YOUR TASK =>
List every line in this data where the string "includes" occurs.

DATASET RECORDS =>
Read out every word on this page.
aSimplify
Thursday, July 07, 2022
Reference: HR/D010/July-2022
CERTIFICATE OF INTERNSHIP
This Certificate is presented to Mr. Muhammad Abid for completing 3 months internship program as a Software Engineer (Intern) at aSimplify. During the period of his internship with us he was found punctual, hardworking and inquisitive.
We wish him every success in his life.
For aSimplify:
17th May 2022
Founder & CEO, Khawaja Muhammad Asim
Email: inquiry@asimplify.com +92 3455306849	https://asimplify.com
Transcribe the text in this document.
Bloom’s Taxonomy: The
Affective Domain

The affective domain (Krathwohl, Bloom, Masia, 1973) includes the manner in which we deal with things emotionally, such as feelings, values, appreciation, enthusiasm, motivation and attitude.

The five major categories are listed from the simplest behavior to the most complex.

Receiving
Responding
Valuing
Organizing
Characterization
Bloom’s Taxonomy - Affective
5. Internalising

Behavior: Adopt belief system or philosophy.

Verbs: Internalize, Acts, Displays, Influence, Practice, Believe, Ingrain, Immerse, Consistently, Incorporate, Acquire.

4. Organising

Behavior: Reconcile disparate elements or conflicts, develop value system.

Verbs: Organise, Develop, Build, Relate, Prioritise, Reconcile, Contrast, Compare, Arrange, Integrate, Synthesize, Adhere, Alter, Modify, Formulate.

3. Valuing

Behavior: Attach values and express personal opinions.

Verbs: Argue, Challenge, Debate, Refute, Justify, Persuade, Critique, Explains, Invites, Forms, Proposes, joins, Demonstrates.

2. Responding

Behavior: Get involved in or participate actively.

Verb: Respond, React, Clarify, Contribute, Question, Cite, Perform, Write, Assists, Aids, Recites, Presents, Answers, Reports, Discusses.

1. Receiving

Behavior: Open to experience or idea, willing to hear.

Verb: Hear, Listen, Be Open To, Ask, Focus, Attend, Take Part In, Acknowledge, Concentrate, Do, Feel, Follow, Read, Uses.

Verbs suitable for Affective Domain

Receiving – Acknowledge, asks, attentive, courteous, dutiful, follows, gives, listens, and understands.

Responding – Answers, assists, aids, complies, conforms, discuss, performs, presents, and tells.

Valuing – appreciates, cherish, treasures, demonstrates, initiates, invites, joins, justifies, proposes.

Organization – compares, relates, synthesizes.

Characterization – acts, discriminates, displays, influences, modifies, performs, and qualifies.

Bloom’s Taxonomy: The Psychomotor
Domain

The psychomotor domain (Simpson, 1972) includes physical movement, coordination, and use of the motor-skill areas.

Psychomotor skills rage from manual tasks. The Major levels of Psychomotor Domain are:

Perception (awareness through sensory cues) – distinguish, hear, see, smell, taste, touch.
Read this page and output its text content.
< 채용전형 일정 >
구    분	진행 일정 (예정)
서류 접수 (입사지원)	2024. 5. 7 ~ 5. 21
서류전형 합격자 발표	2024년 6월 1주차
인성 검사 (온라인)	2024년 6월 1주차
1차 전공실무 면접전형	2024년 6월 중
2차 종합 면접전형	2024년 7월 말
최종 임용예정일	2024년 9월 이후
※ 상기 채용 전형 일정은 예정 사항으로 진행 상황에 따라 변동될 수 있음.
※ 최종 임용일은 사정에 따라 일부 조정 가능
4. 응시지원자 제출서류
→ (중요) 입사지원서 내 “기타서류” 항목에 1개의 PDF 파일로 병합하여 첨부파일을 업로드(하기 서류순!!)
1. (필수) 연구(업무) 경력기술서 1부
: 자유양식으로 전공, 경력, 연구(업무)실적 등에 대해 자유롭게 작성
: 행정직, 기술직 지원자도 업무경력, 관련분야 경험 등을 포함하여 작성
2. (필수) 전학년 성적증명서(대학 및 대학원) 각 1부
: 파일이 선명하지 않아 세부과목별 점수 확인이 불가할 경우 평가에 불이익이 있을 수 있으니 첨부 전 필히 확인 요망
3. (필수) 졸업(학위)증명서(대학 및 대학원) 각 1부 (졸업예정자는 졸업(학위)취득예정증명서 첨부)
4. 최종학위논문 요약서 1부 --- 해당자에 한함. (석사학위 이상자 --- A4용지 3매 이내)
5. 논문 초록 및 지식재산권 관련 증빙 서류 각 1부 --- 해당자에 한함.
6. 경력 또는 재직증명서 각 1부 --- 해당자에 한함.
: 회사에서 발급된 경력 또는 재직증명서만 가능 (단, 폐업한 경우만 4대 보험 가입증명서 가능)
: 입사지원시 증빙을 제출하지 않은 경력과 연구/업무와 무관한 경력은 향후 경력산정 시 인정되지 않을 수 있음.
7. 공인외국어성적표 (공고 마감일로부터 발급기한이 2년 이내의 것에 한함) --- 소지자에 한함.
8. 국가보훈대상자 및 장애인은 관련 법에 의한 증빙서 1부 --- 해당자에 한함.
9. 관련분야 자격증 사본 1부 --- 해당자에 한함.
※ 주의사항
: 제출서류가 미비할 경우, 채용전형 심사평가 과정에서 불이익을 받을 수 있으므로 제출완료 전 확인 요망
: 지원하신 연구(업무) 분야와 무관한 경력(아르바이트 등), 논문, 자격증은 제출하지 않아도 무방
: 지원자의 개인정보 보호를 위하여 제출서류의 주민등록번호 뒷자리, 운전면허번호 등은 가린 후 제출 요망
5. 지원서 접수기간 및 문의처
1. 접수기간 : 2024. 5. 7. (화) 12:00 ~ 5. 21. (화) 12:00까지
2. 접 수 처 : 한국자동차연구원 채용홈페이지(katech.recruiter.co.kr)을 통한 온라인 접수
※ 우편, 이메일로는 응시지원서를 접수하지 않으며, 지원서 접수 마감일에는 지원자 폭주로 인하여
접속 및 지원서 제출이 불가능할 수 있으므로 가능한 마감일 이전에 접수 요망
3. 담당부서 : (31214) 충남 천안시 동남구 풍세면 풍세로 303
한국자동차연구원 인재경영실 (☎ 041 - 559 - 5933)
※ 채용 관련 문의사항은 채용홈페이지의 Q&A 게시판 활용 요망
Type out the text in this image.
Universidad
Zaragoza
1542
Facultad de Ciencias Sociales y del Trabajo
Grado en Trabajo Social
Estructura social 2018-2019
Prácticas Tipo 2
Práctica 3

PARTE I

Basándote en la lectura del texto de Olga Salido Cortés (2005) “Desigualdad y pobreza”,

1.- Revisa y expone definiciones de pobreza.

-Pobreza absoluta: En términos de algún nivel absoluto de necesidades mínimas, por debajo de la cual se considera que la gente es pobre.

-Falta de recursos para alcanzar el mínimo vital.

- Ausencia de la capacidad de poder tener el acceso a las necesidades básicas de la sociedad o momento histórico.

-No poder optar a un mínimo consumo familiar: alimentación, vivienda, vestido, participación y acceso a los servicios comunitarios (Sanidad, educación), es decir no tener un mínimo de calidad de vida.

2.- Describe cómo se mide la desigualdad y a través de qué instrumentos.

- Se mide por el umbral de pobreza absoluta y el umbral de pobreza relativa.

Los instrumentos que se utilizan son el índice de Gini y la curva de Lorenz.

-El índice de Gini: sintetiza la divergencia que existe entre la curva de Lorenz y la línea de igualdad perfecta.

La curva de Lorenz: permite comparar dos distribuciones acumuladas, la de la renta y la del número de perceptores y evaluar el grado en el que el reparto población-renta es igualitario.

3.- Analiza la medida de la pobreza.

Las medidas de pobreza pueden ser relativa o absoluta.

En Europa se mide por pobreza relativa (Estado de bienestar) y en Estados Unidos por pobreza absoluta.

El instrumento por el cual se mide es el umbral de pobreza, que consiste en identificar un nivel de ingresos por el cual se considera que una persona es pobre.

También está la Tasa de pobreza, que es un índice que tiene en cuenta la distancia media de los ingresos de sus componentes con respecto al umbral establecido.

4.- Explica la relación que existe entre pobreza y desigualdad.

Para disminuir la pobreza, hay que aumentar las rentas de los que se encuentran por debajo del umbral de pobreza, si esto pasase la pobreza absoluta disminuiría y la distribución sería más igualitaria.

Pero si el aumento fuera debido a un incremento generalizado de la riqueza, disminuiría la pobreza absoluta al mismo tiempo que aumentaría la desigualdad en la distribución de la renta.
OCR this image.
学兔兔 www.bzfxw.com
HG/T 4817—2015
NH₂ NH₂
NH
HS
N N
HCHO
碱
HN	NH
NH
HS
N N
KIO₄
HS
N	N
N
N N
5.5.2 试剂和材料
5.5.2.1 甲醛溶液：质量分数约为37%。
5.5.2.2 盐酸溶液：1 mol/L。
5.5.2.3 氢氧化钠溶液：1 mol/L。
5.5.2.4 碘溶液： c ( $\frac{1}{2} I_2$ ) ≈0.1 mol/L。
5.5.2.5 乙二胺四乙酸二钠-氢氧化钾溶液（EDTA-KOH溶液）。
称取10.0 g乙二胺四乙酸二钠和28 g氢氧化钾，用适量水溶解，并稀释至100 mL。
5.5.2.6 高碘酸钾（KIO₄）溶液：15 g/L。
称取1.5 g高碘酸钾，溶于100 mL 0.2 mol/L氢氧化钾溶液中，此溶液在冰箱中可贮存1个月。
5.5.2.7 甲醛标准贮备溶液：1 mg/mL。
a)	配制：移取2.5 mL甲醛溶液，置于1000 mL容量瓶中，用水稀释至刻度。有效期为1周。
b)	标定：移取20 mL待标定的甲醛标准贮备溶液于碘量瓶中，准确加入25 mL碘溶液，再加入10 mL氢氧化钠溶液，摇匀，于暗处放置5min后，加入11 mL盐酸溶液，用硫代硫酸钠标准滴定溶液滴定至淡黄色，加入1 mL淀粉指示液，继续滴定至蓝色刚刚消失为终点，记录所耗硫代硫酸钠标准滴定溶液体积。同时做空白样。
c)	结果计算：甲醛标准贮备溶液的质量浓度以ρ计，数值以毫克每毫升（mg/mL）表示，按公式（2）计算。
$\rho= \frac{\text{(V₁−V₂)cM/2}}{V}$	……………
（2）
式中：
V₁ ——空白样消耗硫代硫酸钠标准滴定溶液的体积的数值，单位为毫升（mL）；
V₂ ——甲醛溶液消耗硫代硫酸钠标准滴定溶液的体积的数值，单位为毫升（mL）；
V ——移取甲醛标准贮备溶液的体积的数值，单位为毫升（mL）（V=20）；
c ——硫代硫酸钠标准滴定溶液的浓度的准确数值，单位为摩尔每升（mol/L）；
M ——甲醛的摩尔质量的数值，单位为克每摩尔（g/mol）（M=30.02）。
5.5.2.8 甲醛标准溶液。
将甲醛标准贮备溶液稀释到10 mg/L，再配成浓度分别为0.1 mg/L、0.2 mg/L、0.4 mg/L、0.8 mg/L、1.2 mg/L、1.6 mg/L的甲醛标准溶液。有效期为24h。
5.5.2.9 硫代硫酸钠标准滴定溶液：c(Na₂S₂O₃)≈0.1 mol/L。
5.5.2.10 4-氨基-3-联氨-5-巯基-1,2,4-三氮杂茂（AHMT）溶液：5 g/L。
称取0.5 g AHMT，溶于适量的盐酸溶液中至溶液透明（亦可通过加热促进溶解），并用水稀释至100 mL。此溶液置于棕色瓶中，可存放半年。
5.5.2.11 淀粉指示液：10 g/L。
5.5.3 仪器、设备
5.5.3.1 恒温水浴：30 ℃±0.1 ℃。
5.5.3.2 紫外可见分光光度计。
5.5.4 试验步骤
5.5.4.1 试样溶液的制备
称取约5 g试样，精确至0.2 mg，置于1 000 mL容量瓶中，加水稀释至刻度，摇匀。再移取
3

EXERCISE ANSWER =>
The affective domain (Krathwohl, Bloom, Masia, 1973) includes the manner in which we deal with things emotionally, such as feelings, values, appreciation, enthusiasm, motivation and attitude.
The psychomotor domain (Simpson, 1972) includes physical movement, coordination, and use of the motor-skill areas.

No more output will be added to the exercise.